=== Data shown ===

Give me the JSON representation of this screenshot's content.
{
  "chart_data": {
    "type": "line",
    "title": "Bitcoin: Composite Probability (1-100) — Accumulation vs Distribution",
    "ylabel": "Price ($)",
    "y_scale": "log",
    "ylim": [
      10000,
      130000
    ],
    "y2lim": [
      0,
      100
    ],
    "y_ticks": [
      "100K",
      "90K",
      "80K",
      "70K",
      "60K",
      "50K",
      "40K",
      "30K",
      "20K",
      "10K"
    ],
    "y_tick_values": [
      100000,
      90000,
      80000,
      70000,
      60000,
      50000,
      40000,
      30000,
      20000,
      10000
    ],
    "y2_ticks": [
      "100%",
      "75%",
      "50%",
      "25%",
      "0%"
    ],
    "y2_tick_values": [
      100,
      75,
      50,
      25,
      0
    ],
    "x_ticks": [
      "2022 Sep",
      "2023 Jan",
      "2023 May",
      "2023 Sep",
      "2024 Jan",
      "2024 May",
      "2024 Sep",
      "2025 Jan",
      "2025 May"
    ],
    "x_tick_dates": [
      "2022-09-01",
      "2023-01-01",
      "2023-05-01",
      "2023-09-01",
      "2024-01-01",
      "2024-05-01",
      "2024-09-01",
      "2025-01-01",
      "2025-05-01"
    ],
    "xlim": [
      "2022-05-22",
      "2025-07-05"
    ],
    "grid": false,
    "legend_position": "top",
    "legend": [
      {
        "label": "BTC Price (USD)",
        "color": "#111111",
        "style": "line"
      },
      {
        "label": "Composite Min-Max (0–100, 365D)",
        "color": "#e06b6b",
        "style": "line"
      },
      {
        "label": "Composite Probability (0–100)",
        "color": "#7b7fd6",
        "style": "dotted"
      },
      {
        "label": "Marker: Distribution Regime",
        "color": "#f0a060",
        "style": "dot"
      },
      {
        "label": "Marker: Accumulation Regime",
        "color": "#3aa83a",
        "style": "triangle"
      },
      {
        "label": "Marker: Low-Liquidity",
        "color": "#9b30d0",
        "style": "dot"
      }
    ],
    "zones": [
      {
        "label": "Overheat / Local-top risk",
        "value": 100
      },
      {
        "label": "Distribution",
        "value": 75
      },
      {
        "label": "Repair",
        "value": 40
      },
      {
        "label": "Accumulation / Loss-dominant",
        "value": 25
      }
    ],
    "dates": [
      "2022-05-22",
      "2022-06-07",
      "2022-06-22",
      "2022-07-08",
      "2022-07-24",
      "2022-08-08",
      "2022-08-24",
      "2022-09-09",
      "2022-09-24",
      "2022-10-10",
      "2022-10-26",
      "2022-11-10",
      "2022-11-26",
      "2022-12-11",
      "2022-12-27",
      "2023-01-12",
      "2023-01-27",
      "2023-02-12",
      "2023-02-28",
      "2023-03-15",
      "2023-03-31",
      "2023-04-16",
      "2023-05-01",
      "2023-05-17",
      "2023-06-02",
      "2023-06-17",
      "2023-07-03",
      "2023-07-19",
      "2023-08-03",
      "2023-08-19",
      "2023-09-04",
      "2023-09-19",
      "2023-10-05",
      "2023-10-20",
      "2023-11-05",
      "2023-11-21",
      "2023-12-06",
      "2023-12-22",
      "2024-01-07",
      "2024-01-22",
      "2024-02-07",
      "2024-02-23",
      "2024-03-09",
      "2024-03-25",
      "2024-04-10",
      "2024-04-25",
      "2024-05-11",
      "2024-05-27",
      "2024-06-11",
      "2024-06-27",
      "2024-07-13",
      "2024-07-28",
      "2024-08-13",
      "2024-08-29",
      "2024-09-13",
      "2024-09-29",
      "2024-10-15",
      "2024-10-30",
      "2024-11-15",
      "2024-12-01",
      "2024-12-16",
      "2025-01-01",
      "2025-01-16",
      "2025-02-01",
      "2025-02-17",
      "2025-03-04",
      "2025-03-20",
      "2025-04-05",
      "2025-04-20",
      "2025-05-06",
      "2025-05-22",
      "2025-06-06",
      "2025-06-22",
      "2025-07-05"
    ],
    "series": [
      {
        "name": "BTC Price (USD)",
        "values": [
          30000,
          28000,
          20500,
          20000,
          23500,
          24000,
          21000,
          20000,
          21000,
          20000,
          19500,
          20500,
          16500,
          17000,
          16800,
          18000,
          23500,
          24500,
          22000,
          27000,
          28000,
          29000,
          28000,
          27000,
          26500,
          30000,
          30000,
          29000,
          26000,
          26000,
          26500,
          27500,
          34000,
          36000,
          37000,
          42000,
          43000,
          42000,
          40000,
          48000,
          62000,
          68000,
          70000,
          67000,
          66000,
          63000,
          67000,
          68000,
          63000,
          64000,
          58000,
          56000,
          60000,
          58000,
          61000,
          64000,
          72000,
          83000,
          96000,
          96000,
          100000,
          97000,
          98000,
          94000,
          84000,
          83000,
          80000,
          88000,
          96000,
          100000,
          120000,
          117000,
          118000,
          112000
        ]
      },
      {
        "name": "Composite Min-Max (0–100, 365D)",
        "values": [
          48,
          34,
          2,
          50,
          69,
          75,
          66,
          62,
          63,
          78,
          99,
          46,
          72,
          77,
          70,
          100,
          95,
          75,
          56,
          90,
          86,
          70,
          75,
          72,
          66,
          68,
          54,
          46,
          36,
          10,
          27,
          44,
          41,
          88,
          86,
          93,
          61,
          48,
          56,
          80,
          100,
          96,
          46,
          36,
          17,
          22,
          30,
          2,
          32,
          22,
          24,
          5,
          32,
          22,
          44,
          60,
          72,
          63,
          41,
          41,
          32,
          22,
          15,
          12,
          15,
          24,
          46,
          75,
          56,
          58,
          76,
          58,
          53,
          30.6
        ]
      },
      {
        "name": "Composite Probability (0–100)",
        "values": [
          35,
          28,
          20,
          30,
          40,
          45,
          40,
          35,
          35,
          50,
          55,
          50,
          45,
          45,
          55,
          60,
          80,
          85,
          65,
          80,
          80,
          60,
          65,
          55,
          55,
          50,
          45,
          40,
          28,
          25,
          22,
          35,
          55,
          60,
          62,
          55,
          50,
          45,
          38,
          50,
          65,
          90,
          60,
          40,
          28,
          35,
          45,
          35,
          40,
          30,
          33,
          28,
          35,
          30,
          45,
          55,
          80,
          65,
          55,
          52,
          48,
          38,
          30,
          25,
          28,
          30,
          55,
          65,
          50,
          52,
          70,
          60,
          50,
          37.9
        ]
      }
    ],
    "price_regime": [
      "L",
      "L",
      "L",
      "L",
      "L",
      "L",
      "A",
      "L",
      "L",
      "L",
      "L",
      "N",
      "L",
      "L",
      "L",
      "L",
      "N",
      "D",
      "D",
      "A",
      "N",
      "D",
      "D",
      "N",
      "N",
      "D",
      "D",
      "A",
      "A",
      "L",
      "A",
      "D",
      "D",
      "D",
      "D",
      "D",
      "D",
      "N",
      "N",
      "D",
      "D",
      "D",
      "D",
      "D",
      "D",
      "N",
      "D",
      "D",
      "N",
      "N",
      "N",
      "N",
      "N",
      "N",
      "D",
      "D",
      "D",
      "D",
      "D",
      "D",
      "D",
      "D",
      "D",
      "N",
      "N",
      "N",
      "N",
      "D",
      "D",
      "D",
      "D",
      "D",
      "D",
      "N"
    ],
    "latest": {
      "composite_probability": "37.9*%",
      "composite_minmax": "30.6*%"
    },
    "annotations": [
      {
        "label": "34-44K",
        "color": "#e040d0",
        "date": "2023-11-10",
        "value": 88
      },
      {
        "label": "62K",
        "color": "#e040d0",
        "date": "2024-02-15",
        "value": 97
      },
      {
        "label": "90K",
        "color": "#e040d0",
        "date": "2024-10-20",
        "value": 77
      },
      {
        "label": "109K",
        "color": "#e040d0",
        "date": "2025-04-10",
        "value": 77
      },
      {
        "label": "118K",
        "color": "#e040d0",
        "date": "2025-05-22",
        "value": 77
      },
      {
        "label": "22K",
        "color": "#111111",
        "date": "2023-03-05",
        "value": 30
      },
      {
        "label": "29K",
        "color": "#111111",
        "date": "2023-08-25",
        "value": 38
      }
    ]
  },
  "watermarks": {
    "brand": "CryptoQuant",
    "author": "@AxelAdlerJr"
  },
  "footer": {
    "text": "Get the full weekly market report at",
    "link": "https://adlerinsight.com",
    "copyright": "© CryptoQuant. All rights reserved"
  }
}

===

§ Set exercise: Gather and copy every line of the data in which the string "Distribution" is found.

§ Output for this task:
    "title": "Bitcoin: Composite Probability (1-100) — Accumulation vs Distribution",
        "label": "Marker: Distribution Regime",
        "label": "Distribution",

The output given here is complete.